Repeat every entry in the listing below, exactly.
--- start The records ---
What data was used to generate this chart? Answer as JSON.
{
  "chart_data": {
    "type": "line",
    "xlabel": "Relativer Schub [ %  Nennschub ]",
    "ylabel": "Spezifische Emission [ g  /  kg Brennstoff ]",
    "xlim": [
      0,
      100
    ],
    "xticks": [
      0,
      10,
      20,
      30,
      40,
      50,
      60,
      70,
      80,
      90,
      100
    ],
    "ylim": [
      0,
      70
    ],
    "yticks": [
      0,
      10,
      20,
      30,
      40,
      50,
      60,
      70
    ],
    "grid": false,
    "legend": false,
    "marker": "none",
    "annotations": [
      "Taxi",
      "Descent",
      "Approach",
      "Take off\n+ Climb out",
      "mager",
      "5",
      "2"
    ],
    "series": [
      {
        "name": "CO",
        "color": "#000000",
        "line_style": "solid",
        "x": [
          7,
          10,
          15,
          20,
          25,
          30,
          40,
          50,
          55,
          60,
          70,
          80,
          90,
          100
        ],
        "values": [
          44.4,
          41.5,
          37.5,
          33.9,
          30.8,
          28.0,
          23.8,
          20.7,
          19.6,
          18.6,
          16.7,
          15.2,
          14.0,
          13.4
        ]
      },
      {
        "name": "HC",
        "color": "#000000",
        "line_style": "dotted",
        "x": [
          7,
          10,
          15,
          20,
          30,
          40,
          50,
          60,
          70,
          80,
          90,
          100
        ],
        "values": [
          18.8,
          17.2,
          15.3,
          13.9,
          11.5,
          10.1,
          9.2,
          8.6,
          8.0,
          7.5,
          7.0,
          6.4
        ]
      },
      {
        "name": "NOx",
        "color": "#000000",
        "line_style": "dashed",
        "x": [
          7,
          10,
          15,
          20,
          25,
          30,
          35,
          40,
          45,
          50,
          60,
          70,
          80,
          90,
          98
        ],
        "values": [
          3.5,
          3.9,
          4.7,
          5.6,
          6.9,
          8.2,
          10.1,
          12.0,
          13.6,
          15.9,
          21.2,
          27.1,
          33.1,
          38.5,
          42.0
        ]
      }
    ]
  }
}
--- end The records ---
◆ Written answer:
What data was used to generate this chart? Answer as JSON.
{
  "chart_data": {
    "type": "line",
    "xlabel": "Relativer Schub [ %  Nennschub ]",
    "ylabel": "Spezifische Emission [ g  /  kg Brennstoff ]",
    "xlim": [
      0,
      100
    ],
    "xticks": [
      0,
      10,
      20,
      30,
      40,
      50,
      60,
      70,
      80,
      90,
      100
    ],
    "ylim": [
      0,
      70
    ],
    "yticks": [
      0,
      10,
      20,
      30,
      40,
      50,
      60,
      70
    ],
    "grid": false,
    "legend": false,
    "marker": "none",
    "annotations": [
      "Taxi",
      "Descent",
      "Approach",
      "Take off\n+ Climb out",
      "mager",
      "5",
      "2"
    ],
    "series": [
      {
        "name": "CO",
        "color": "#000000",
        "line_style": "solid",
        "x": [
          7,
          10,
          15,
          20,
          25,
          30,
          40,
          50,
          55,
          60,
          70,
          80,
          90,
          100
        ],
        "values": [
          44.4,
          41.5,
          37.5,
          33.9,
          30.8,
          28.0,
          23.8,
          20.7,
          19.6,
          18.6,
          16.7,
          15.2,
          14.0,
          13.4
        ]
      },
      {
        "name": "HC",
        "color": "#000000",
        "line_style": "dotted",
        "x": [
          7,
          10,
          15,
          20,
          30,
          40,
          50,
          60,
          70,
          80,
          90,
          100
        ],
        "values": [
          18.8,
          17.2,
          15.3,
          13.9,
          11.5,
          10.1,
          9.2,
          8.6,
          8.0,
          7.5,
          7.0,
          6.4
        ]
      },
      {
        "name": "NOx",
        "color": "#000000",
        "line_style": "dashed",
        "x": [
          7,
          10,
          15,
          20,
          25,
          30,
          35,
          40,
          45,
          50,
          60,
          70,
          80,
          90,
          98
        ],
        "values": [
          3.5,
          3.9,
          4.7,
          5.6,
          6.9,
          8.2,
          10.1,
          12.0,
          13.6,
          15.9,
          21.2,
          27.1,
          33.1,
          38.5,
          42.0
        ]
      }
    ]
  }
}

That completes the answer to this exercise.